▶ [Stated goal]
Below are some records: retype them all exactly, but not the pictures.

★ ★ ★ ★ ★ ★ ★

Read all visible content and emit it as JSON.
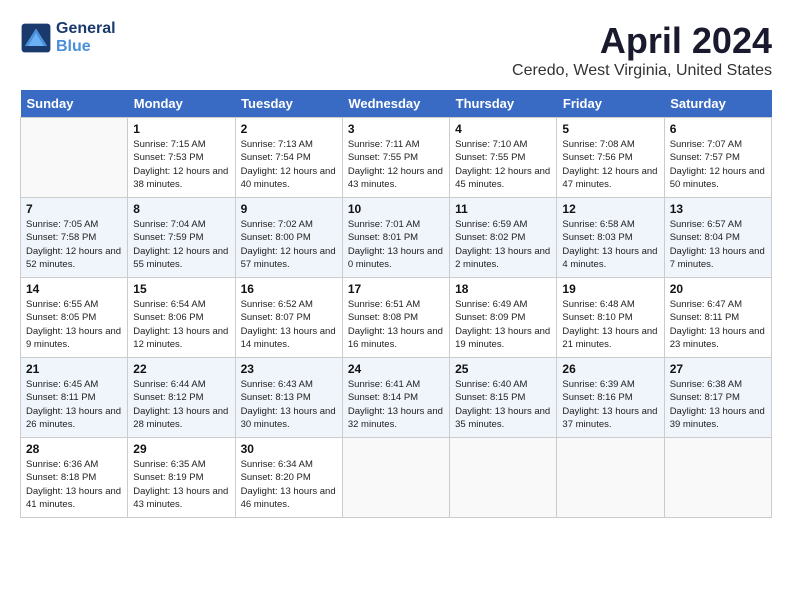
{
  "logo": {
    "line1": "General",
    "line2": "Blue"
  },
  "title": "April 2024",
  "subtitle": "Ceredo, West Virginia, United States",
  "weekdays": [
    "Sunday",
    "Monday",
    "Tuesday",
    "Wednesday",
    "Thursday",
    "Friday",
    "Saturday"
  ],
  "weeks": [
    [
      {
        "day": "",
        "sunrise": "",
        "sunset": "",
        "daylight": ""
      },
      {
        "day": "1",
        "sunrise": "Sunrise: 7:15 AM",
        "sunset": "Sunset: 7:53 PM",
        "daylight": "Daylight: 12 hours and 38 minutes."
      },
      {
        "day": "2",
        "sunrise": "Sunrise: 7:13 AM",
        "sunset": "Sunset: 7:54 PM",
        "daylight": "Daylight: 12 hours and 40 minutes."
      },
      {
        "day": "3",
        "sunrise": "Sunrise: 7:11 AM",
        "sunset": "Sunset: 7:55 PM",
        "daylight": "Daylight: 12 hours and 43 minutes."
      },
      {
        "day": "4",
        "sunrise": "Sunrise: 7:10 AM",
        "sunset": "Sunset: 7:55 PM",
        "daylight": "Daylight: 12 hours and 45 minutes."
      },
      {
        "day": "5",
        "sunrise": "Sunrise: 7:08 AM",
        "sunset": "Sunset: 7:56 PM",
        "daylight": "Daylight: 12 hours and 47 minutes."
      },
      {
        "day": "6",
        "sunrise": "Sunrise: 7:07 AM",
        "sunset": "Sunset: 7:57 PM",
        "daylight": "Daylight: 12 hours and 50 minutes."
      }
    ],
    [
      {
        "day": "7",
        "sunrise": "Sunrise: 7:05 AM",
        "sunset": "Sunset: 7:58 PM",
        "daylight": "Daylight: 12 hours and 52 minutes."
      },
      {
        "day": "8",
        "sunrise": "Sunrise: 7:04 AM",
        "sunset": "Sunset: 7:59 PM",
        "daylight": "Daylight: 12 hours and 55 minutes."
      },
      {
        "day": "9",
        "sunrise": "Sunrise: 7:02 AM",
        "sunset": "Sunset: 8:00 PM",
        "daylight": "Daylight: 12 hours and 57 minutes."
      },
      {
        "day": "10",
        "sunrise": "Sunrise: 7:01 AM",
        "sunset": "Sunset: 8:01 PM",
        "daylight": "Daylight: 13 hours and 0 minutes."
      },
      {
        "day": "11",
        "sunrise": "Sunrise: 6:59 AM",
        "sunset": "Sunset: 8:02 PM",
        "daylight": "Daylight: 13 hours and 2 minutes."
      },
      {
        "day": "12",
        "sunrise": "Sunrise: 6:58 AM",
        "sunset": "Sunset: 8:03 PM",
        "daylight": "Daylight: 13 hours and 4 minutes."
      },
      {
        "day": "13",
        "sunrise": "Sunrise: 6:57 AM",
        "sunset": "Sunset: 8:04 PM",
        "daylight": "Daylight: 13 hours and 7 minutes."
      }
    ],
    [
      {
        "day": "14",
        "sunrise": "Sunrise: 6:55 AM",
        "sunset": "Sunset: 8:05 PM",
        "daylight": "Daylight: 13 hours and 9 minutes."
      },
      {
        "day": "15",
        "sunrise": "Sunrise: 6:54 AM",
        "sunset": "Sunset: 8:06 PM",
        "daylight": "Daylight: 13 hours and 12 minutes."
      },
      {
        "day": "16",
        "sunrise": "Sunrise: 6:52 AM",
        "sunset": "Sunset: 8:07 PM",
        "daylight": "Daylight: 13 hours and 14 minutes."
      },
      {
        "day": "17",
        "sunrise": "Sunrise: 6:51 AM",
        "sunset": "Sunset: 8:08 PM",
        "daylight": "Daylight: 13 hours and 16 minutes."
      },
      {
        "day": "18",
        "sunrise": "Sunrise: 6:49 AM",
        "sunset": "Sunset: 8:09 PM",
        "daylight": "Daylight: 13 hours and 19 minutes."
      },
      {
        "day": "19",
        "sunrise": "Sunrise: 6:48 AM",
        "sunset": "Sunset: 8:10 PM",
        "daylight": "Daylight: 13 hours and 21 minutes."
      },
      {
        "day": "20",
        "sunrise": "Sunrise: 6:47 AM",
        "sunset": "Sunset: 8:11 PM",
        "daylight": "Daylight: 13 hours and 23 minutes."
      }
    ],
    [
      {
        "day": "21",
        "sunrise": "Sunrise: 6:45 AM",
        "sunset": "Sunset: 8:11 PM",
        "daylight": "Daylight: 13 hours and 26 minutes."
      },
      {
        "day": "22",
        "sunrise": "Sunrise: 6:44 AM",
        "sunset": "Sunset: 8:12 PM",
        "daylight": "Daylight: 13 hours and 28 minutes."
      },
      {
        "day": "23",
        "sunrise": "Sunrise: 6:43 AM",
        "sunset": "Sunset: 8:13 PM",
        "daylight": "Daylight: 13 hours and 30 minutes."
      },
      {
        "day": "24",
        "sunrise": "Sunrise: 6:41 AM",
        "sunset": "Sunset: 8:14 PM",
        "daylight": "Daylight: 13 hours and 32 minutes."
      },
      {
        "day": "25",
        "sunrise": "Sunrise: 6:40 AM",
        "sunset": "Sunset: 8:15 PM",
        "daylight": "Daylight: 13 hours and 35 minutes."
      },
      {
        "day": "26",
        "sunrise": "Sunrise: 6:39 AM",
        "sunset": "Sunset: 8:16 PM",
        "daylight": "Daylight: 13 hours and 37 minutes."
      },
      {
        "day": "27",
        "sunrise": "Sunrise: 6:38 AM",
        "sunset": "Sunset: 8:17 PM",
        "daylight": "Daylight: 13 hours and 39 minutes."
      }
    ],
    [
      {
        "day": "28",
        "sunrise": "Sunrise: 6:36 AM",
        "sunset": "Sunset: 8:18 PM",
        "daylight": "Daylight: 13 hours and 41 minutes."
      },
      {
        "day": "29",
        "sunrise": "Sunrise: 6:35 AM",
        "sunset": "Sunset: 8:19 PM",
        "daylight": "Daylight: 13 hours and 43 minutes."
      },
      {
        "day": "30",
        "sunrise": "Sunrise: 6:34 AM",
        "sunset": "Sunset: 8:20 PM",
        "daylight": "Daylight: 13 hours and 46 minutes."
      },
      {
        "day": "",
        "sunrise": "",
        "sunset": "",
        "daylight": ""
      },
      {
        "day": "",
        "sunrise": "",
        "sunset": "",
        "daylight": ""
      },
      {
        "day": "",
        "sunrise": "",
        "sunset": "",
        "daylight": ""
      },
      {
        "day": "",
        "sunrise": "",
        "sunset": "",
        "daylight": ""
      }
    ]
  ]
}
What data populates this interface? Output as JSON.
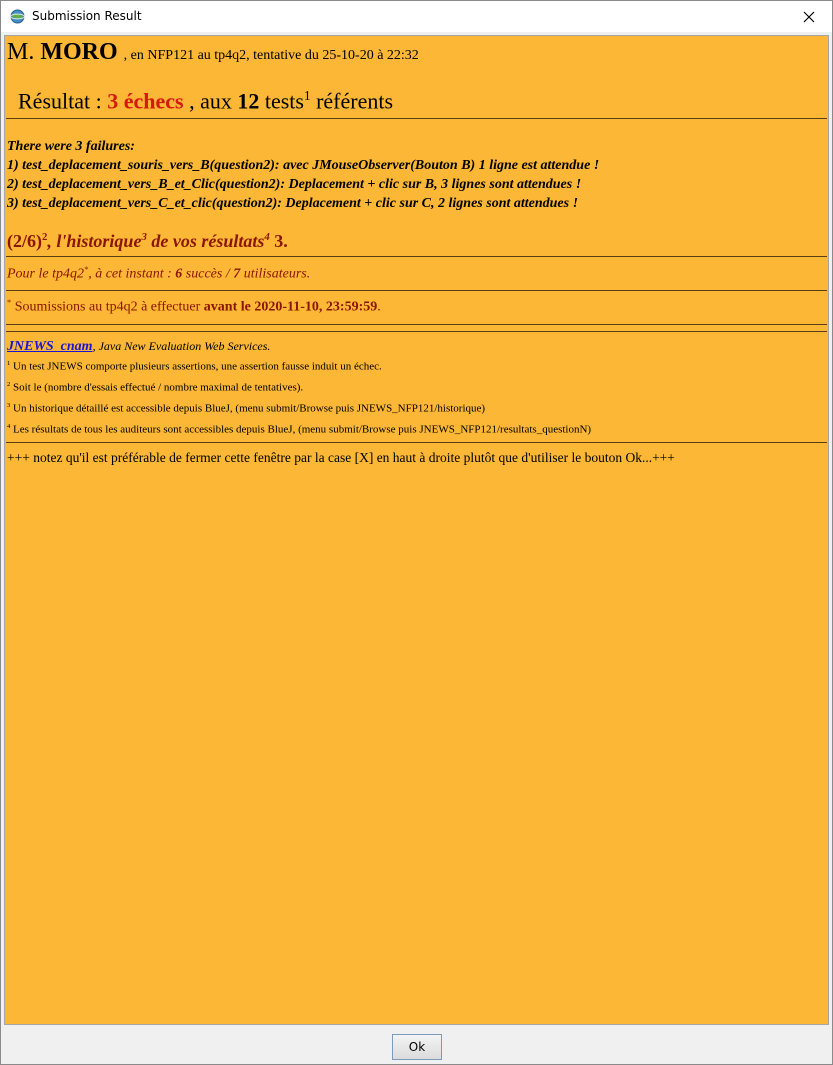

★ ★ ★ ★ ★ ★ ★

▶ [Final result]
Read all visible content and emit it as JSON.
{
  "logo": {
    "line1": "General",
    "line2": "Blue"
  },
  "title": "April 2024",
  "subtitle": "Ceredo, West Virginia, United States",
  "weekdays": [
    "Sunday",
    "Monday",
    "Tuesday",
    "Wednesday",
    "Thursday",
    "Friday",
    "Saturday"
  ],
  "weeks": [
    [
      {
        "day": "",
        "sunrise": "",
        "sunset": "",
        "daylight": ""
      },
      {
        "day": "1",
        "sunrise": "Sunrise: 7:15 AM",
        "sunset": "Sunset: 7:53 PM",
        "daylight": "Daylight: 12 hours and 38 minutes."
      },
      {
        "day": "2",
        "sunrise": "Sunrise: 7:13 AM",
        "sunset": "Sunset: 7:54 PM",
        "daylight": "Daylight: 12 hours and 40 minutes."
      },
      {
        "day": "3",
        "sunrise": "Sunrise: 7:11 AM",
        "sunset": "Sunset: 7:55 PM",
        "daylight": "Daylight: 12 hours and 43 minutes."
      },
      {
        "day": "4",
        "sunrise": "Sunrise: 7:10 AM",
        "sunset": "Sunset: 7:55 PM",
        "daylight": "Daylight: 12 hours and 45 minutes."
      },
      {
        "day": "5",
        "sunrise": "Sunrise: 7:08 AM",
        "sunset": "Sunset: 7:56 PM",
        "daylight": "Daylight: 12 hours and 47 minutes."
      },
      {
        "day": "6",
        "sunrise": "Sunrise: 7:07 AM",
        "sunset": "Sunset: 7:57 PM",
        "daylight": "Daylight: 12 hours and 50 minutes."
      }
    ],
    [
      {
        "day": "7",
        "sunrise": "Sunrise: 7:05 AM",
        "sunset": "Sunset: 7:58 PM",
        "daylight": "Daylight: 12 hours and 52 minutes."
      },
      {
        "day": "8",
        "sunrise": "Sunrise: 7:04 AM",
        "sunset": "Sunset: 7:59 PM",
        "daylight": "Daylight: 12 hours and 55 minutes."
      },
      {
        "day": "9",
        "sunrise": "Sunrise: 7:02 AM",
        "sunset": "Sunset: 8:00 PM",
        "daylight": "Daylight: 12 hours and 57 minutes."
      },
      {
        "day": "10",
        "sunrise": "Sunrise: 7:01 AM",
        "sunset": "Sunset: 8:01 PM",
        "daylight": "Daylight: 13 hours and 0 minutes."
      },
      {
        "day": "11",
        "sunrise": "Sunrise: 6:59 AM",
        "sunset": "Sunset: 8:02 PM",
        "daylight": "Daylight: 13 hours and 2 minutes."
      },
      {
        "day": "12",
        "sunrise": "Sunrise: 6:58 AM",
        "sunset": "Sunset: 8:03 PM",
        "daylight": "Daylight: 13 hours and 4 minutes."
      },
      {
        "day": "13",
        "sunrise": "Sunrise: 6:57 AM",
        "sunset": "Sunset: 8:04 PM",
        "daylight": "Daylight: 13 hours and 7 minutes."
      }
    ],
    [
      {
        "day": "14",
        "sunrise": "Sunrise: 6:55 AM",
        "sunset": "Sunset: 8:05 PM",
        "daylight": "Daylight: 13 hours and 9 minutes."
      },
      {
        "day": "15",
        "sunrise": "Sunrise: 6:54 AM",
        "sunset": "Sunset: 8:06 PM",
        "daylight": "Daylight: 13 hours and 12 minutes."
      },
      {
        "day": "16",
        "sunrise": "Sunrise: 6:52 AM",
        "sunset": "Sunset: 8:07 PM",
        "daylight": "Daylight: 13 hours and 14 minutes."
      },
      {
        "day": "17",
        "sunrise": "Sunrise: 6:51 AM",
        "sunset": "Sunset: 8:08 PM",
        "daylight": "Daylight: 13 hours and 16 minutes."
      },
      {
        "day": "18",
        "sunrise": "Sunrise: 6:49 AM",
        "sunset": "Sunset: 8:09 PM",
        "daylight": "Daylight: 13 hours and 19 minutes."
      },
      {
        "day": "19",
        "sunrise": "Sunrise: 6:48 AM",
        "sunset": "Sunset: 8:10 PM",
        "daylight": "Daylight: 13 hours and 21 minutes."
      },
      {
        "day": "20",
        "sunrise": "Sunrise: 6:47 AM",
        "sunset": "Sunset: 8:11 PM",
        "daylight": "Daylight: 13 hours and 23 minutes."
      }
    ],
    [
      {
        "day": "21",
        "sunrise": "Sunrise: 6:45 AM",
        "sunset": "Sunset: 8:11 PM",
        "daylight": "Daylight: 13 hours and 26 minutes."
      },
      {
        "day": "22",
        "sunrise": "Sunrise: 6:44 AM",
        "sunset": "Sunset: 8:12 PM",
        "daylight": "Daylight: 13 hours and 28 minutes."
      },
      {
        "day": "23",
        "sunrise": "Sunrise: 6:43 AM",
        "sunset": "Sunset: 8:13 PM",
        "daylight": "Daylight: 13 hours and 30 minutes."
      },
      {
        "day": "24",
        "sunrise": "Sunrise: 6:41 AM",
        "sunset": "Sunset: 8:14 PM",
        "daylight": "Daylight: 13 hours and 32 minutes."
      },
      {
        "day": "25",
        "sunrise": "Sunrise: 6:40 AM",
        "sunset": "Sunset: 8:15 PM",
        "daylight": "Daylight: 13 hours and 35 minutes."
      },
      {
        "day": "26",
        "sunrise": "Sunrise: 6:39 AM",
        "sunset": "Sunset: 8:16 PM",
        "daylight": "Daylight: 13 hours and 37 minutes."
      },
      {
        "day": "27",
        "sunrise": "Sunrise: 6:38 AM",
        "sunset": "Sunset: 8:17 PM",
        "daylight": "Daylight: 13 hours and 39 minutes."
      }
    ],
    [
      {
        "day": "28",
        "sunrise": "Sunrise: 6:36 AM",
        "sunset": "Sunset: 8:18 PM",
        "daylight": "Daylight: 13 hours and 41 minutes."
      },
      {
        "day": "29",
        "sunrise": "Sunrise: 6:35 AM",
        "sunset": "Sunset: 8:19 PM",
        "daylight": "Daylight: 13 hours and 43 minutes."
      },
      {
        "day": "30",
        "sunrise": "Sunrise: 6:34 AM",
        "sunset": "Sunset: 8:20 PM",
        "daylight": "Daylight: 13 hours and 46 minutes."
      },
      {
        "day": "",
        "sunrise": "",
        "sunset": "",
        "daylight": ""
      },
      {
        "day": "",
        "sunrise": "",
        "sunset": "",
        "daylight": ""
      },
      {
        "day": "",
        "sunrise": "",
        "sunset": "",
        "daylight": ""
      },
      {
        "day": "",
        "sunrise": "",
        "sunset": "",
        "daylight": ""
      }
    ]
  ]
}
What data populates this interface? Output as JSON.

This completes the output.